* [Task brief]:
Reproduce the items below word for word, from the first line through the line containing "plinth-outline [193,542,588,609]".

* [Input for this task]:

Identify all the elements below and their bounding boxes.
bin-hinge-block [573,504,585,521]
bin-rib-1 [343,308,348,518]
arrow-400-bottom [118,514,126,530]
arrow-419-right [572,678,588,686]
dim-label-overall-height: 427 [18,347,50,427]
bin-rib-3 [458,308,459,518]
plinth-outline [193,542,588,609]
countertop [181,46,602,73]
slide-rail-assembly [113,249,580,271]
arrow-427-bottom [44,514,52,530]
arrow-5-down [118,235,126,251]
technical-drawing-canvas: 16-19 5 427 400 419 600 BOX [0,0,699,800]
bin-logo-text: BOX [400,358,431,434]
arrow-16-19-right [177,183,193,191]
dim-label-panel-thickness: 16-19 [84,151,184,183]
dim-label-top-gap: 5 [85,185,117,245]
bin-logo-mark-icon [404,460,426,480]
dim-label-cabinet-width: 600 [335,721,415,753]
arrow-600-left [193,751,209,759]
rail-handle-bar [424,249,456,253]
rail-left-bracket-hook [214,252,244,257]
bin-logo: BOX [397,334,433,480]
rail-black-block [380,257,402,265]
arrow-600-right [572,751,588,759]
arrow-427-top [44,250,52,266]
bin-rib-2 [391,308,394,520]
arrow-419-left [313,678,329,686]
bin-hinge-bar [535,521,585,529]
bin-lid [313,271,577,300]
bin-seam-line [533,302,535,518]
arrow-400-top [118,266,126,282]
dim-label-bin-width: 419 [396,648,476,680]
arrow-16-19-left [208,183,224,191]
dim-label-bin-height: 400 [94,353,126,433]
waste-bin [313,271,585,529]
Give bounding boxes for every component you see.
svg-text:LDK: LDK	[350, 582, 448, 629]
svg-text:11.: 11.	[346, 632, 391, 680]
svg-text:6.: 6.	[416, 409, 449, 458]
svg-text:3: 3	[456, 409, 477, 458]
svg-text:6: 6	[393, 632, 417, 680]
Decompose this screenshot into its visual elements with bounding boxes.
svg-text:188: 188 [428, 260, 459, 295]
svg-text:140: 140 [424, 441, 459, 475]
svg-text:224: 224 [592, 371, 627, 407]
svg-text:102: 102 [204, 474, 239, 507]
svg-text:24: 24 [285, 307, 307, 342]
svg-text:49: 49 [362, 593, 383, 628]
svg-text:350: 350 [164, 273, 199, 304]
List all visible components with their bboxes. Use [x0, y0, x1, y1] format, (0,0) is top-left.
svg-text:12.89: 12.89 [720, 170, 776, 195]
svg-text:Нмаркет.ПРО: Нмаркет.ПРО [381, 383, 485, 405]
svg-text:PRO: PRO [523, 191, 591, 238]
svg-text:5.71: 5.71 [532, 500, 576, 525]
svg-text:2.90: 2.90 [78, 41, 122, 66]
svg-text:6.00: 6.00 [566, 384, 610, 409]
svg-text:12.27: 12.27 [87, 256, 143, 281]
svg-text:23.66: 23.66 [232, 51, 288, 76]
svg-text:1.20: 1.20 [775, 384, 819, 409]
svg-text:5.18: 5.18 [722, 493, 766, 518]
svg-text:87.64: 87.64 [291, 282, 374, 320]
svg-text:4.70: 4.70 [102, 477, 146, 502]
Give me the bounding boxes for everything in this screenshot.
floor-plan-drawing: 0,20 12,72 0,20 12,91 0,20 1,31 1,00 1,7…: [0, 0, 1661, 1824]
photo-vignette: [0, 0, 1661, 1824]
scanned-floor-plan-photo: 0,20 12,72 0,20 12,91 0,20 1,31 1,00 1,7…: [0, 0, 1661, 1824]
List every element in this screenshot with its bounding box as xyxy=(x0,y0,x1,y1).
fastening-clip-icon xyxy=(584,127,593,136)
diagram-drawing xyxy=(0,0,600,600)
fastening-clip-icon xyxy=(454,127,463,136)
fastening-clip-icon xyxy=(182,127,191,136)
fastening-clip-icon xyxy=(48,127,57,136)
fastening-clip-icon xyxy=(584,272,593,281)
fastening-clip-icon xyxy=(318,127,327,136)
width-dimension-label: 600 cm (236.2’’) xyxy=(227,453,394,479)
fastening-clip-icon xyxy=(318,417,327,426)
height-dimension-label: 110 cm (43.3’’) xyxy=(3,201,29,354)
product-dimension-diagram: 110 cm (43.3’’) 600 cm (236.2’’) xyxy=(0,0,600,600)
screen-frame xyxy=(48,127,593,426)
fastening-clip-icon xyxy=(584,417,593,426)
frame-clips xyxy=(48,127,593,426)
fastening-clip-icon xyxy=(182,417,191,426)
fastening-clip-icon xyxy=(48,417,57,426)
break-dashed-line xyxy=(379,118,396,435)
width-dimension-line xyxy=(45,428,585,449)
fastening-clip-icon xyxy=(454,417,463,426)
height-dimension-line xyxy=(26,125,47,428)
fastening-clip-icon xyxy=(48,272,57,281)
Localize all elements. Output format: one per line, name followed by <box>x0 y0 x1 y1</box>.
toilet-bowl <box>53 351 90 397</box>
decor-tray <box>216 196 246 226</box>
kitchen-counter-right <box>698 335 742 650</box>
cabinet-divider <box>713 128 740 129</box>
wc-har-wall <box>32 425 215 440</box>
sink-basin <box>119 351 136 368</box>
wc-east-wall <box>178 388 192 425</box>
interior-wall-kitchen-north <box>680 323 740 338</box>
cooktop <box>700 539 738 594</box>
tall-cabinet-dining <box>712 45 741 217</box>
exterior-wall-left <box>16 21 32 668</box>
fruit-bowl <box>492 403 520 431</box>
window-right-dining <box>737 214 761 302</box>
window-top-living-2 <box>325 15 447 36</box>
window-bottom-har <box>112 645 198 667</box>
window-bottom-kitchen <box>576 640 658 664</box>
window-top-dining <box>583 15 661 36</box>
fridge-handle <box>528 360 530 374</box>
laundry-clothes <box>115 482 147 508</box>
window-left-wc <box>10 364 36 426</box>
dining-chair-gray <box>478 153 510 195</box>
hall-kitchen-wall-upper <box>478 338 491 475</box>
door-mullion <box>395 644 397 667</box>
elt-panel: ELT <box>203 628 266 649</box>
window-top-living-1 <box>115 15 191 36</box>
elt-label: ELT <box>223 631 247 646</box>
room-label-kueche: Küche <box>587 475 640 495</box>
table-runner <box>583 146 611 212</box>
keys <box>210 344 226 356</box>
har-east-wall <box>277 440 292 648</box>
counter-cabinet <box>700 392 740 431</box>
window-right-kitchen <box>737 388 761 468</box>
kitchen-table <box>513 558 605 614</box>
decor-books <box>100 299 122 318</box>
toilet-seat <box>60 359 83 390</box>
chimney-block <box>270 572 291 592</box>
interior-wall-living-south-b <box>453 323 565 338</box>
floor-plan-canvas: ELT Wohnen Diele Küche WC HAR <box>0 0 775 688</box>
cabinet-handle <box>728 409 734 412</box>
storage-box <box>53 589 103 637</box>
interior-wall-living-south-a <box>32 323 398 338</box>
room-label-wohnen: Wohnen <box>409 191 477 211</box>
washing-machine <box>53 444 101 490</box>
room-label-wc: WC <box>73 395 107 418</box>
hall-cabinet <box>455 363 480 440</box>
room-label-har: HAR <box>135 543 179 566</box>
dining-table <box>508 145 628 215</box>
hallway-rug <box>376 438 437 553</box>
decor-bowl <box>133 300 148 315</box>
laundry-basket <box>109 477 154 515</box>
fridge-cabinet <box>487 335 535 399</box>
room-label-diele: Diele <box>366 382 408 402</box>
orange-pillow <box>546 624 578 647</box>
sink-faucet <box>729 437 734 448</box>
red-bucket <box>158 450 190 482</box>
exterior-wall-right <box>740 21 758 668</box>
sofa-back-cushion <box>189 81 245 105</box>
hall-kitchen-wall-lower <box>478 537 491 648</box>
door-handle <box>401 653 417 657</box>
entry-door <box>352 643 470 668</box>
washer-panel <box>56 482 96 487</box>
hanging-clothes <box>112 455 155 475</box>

* [Response to the task]:
Identify all the elements below and their bounding boxes.
bin-hinge-block [573,504,585,521]
bin-rib-1 [343,308,348,518]
arrow-400-bottom [118,514,126,530]
arrow-419-right [572,678,588,686]
dim-label-overall-height: 427 [18,347,50,427]
bin-rib-3 [458,308,459,518]
plinth-outline [193,542,588,609]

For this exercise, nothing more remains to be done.